> [Short exercise]
Each line below must be set down exactly; omit any image you find.

> [Listed records]
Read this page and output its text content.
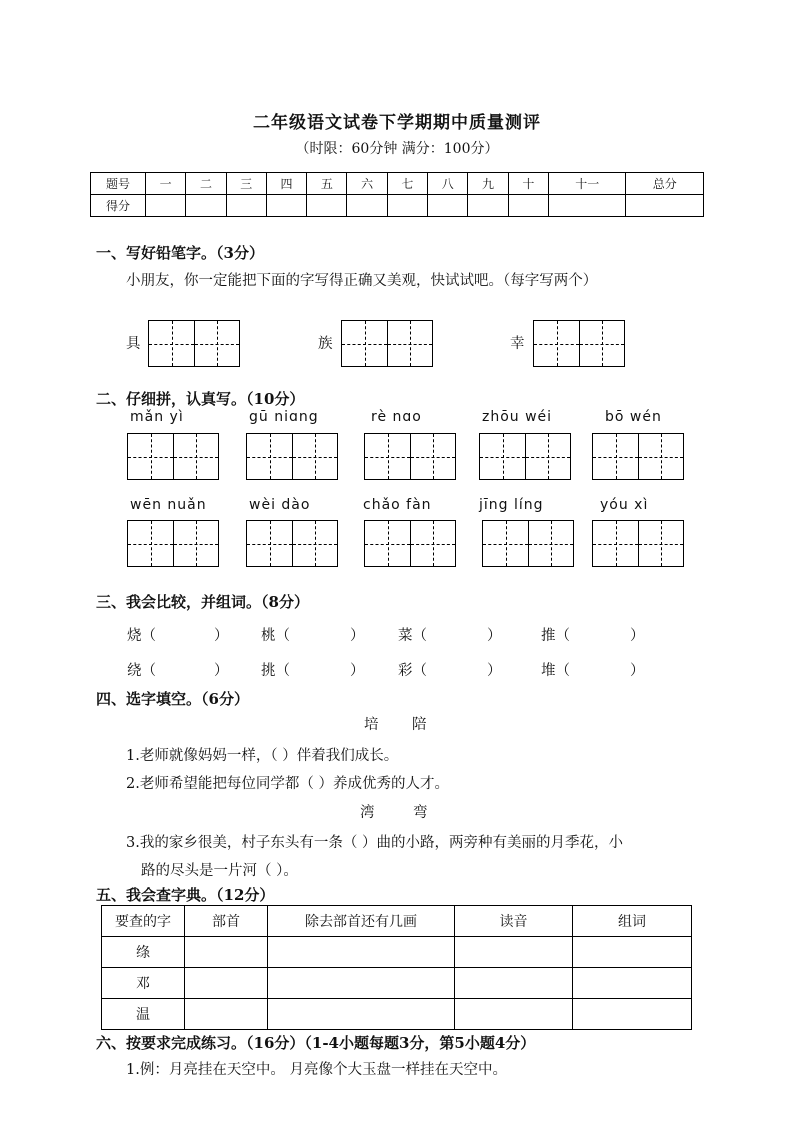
二年级语文试卷下学期期中质量测评
（时限：60分钟 满分：100分）
题号	一	二	三	四	五	六	七	八	九	十	十一	总分
得分												
一、写好铅笔字。（3分）
小朋友，你一定能把下面的字写得正确又美观，快试试吧。（每字写两个）
具	族	幸
二、仔细拼，认真写。（10分）
mǎn yì	gū niɑng	rè nɑo	zhōu wéi	bō wén
wēn nuǎn	wèi dào	chǎo fàn	jīng líng	yóu xì
三、我会比较，并组词。（8分）
烧（	） 桃（	） 菜（	）	推（	）
绕（	） 挑（	） 彩（	）	堆（	）
四、选字填空。（6分）
培 陪
1.老师就像妈妈一样，（ ）伴着我们成长。
2.老师希望能把每位同学都（ ）养成优秀的人才。
湾	弯
3.我的家乡很美，村子东头有一条（ ）曲的小路，两旁种有美丽的月季花，小
路的尽头是一片河（ ）。
五、我会查字典。（12分）
要查的字	部首	除去部首还有几画	读音	组词
绦				
邓				
温				
六、按要求完成练习。（16分）（1-4小题每题3分，第5小题4分）
1.例：月亮挂在天空中。 月亮像个大玉盘一样挂在天空中。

> [Result of this task]
Read this page and output its text content.
二年级语文试卷下学期期中质量测评
（时限：60分钟 满分：100分）
题号	一	二	三	四	五	六	七	八	九	十	十一	总分
得分												
一、写好铅笔字。（3分）
小朋友，你一定能把下面的字写得正确又美观，快试试吧。（每字写两个）
具	族	幸
二、仔细拼，认真写。（10分）
mǎn yì	gū niɑng	rè nɑo	zhōu wéi	bō wén
wēn nuǎn	wèi dào	chǎo fàn	jīng líng	yóu xì
三、我会比较，并组词。（8分）
烧（	） 桃（	） 菜（	）	推（	）
绕（	） 挑（	） 彩（	）	堆（	）
四、选字填空。（6分）
培 陪
1.老师就像妈妈一样，（ ）伴着我们成长。
2.老师希望能把每位同学都（ ）养成优秀的人才。
湾	弯
3.我的家乡很美，村子东头有一条（ ）曲的小路，两旁种有美丽的月季花，小
路的尽头是一片河（ ）。
五、我会查字典。（12分）
要查的字	部首	除去部首还有几画	读音	组词
绦				
邓				
温				
六、按要求完成练习。（16分）（1-4小题每题3分，第5小题4分）
1.例：月亮挂在天空中。 月亮像个大玉盘一样挂在天空中。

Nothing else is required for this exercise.